What to work on — Every line below should be copied exactly; drop the pictures.
--- Start ---
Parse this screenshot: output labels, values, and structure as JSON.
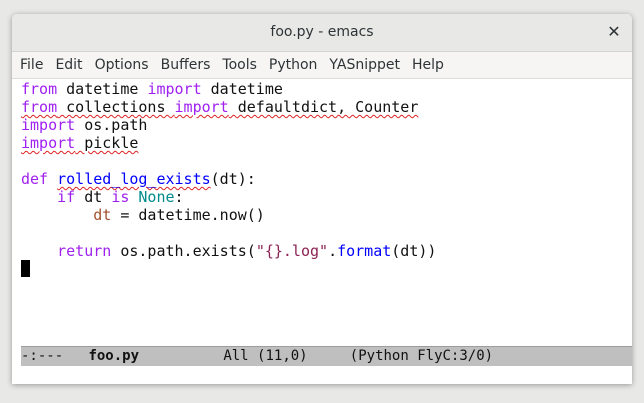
{
  "window": {
    "title": "foo.py - emacs"
  },
  "menubar": {
    "items": [
      "File",
      "Edit",
      "Options",
      "Buffers",
      "Tools",
      "Python",
      "YASnippet",
      "Help"
    ]
  },
  "editor": {
    "line1": {
      "kw1": "from",
      "mod": " datetime ",
      "kw2": "import",
      "name": " datetime"
    },
    "line2": {
      "kw1": "from",
      "mod": " collections ",
      "kw2": "import",
      "name": " defaultdict, Counter"
    },
    "line3": {
      "kw1": "import",
      "name": " os.path"
    },
    "line4": {
      "kw1": "import",
      "name": " pickle"
    },
    "line6": {
      "kw1": "def",
      "fn": "rolled_log_exists",
      "rest": "(dt):"
    },
    "line7": {
      "indent": "    ",
      "kw1": "if",
      "mid": " dt ",
      "kw2": "is",
      "const": "None",
      "rest": ":"
    },
    "line8": {
      "indent": "        ",
      "var": "dt",
      "rest": " = datetime.now()"
    },
    "line10": {
      "indent": "    ",
      "kw1": "return",
      "mid": " os.path.exists(",
      "str": "\"{}.log\"",
      "dot": ".",
      "method": "format",
      "rest": "(dt))"
    }
  },
  "modeline": {
    "state": "-:---",
    "buffer": "foo.py",
    "position": "All (11,0)",
    "modes": "(Python FlyC:3/0)"
  }
}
--- End ---
Answer for this exercise —
Parse this screenshot: output labels, values, and structure as JSON.
{
  "window": {
    "title": "foo.py - emacs"
  },
  "menubar": {
    "items": [
      "File",
      "Edit",
      "Options",
      "Buffers",
      "Tools",
      "Python",
      "YASnippet",
      "Help"
    ]
  },
  "editor": {
    "line1": {
      "kw1": "from",
      "mod": " datetime ",
      "kw2": "import",
      "name": " datetime"
    },
    "line2": {
      "kw1": "from",
      "mod": " collections ",
      "kw2": "import",
      "name": " defaultdict, Counter"
    },
    "line3": {
      "kw1": "import",
      "name": " os.path"
    },
    "line4": {
      "kw1": "import",
      "name": " pickle"
    },
    "line6": {
      "kw1": "def",
      "fn": "rolled_log_exists",
      "rest": "(dt):"
    },
    "line7": {
      "indent": "    ",
      "kw1": "if",
      "mid": " dt ",
      "kw2": "is",
      "const": "None",
      "rest": ":"
    },
    "line8": {
      "indent": "        ",
      "var": "dt",
      "rest": " = datetime.now()"
    },
    "line10": {
      "indent": "    ",
      "kw1": "return",
      "mid": " os.path.exists(",
      "str": "\"{}.log\"",
      "dot": ".",
      "method": "format",
      "rest": "(dt))"
    }
  },
  "modeline": {
    "state": "-:---",
    "buffer": "foo.py",
    "position": "All (11,0)",
    "modes": "(Python FlyC:3/0)"
  }
}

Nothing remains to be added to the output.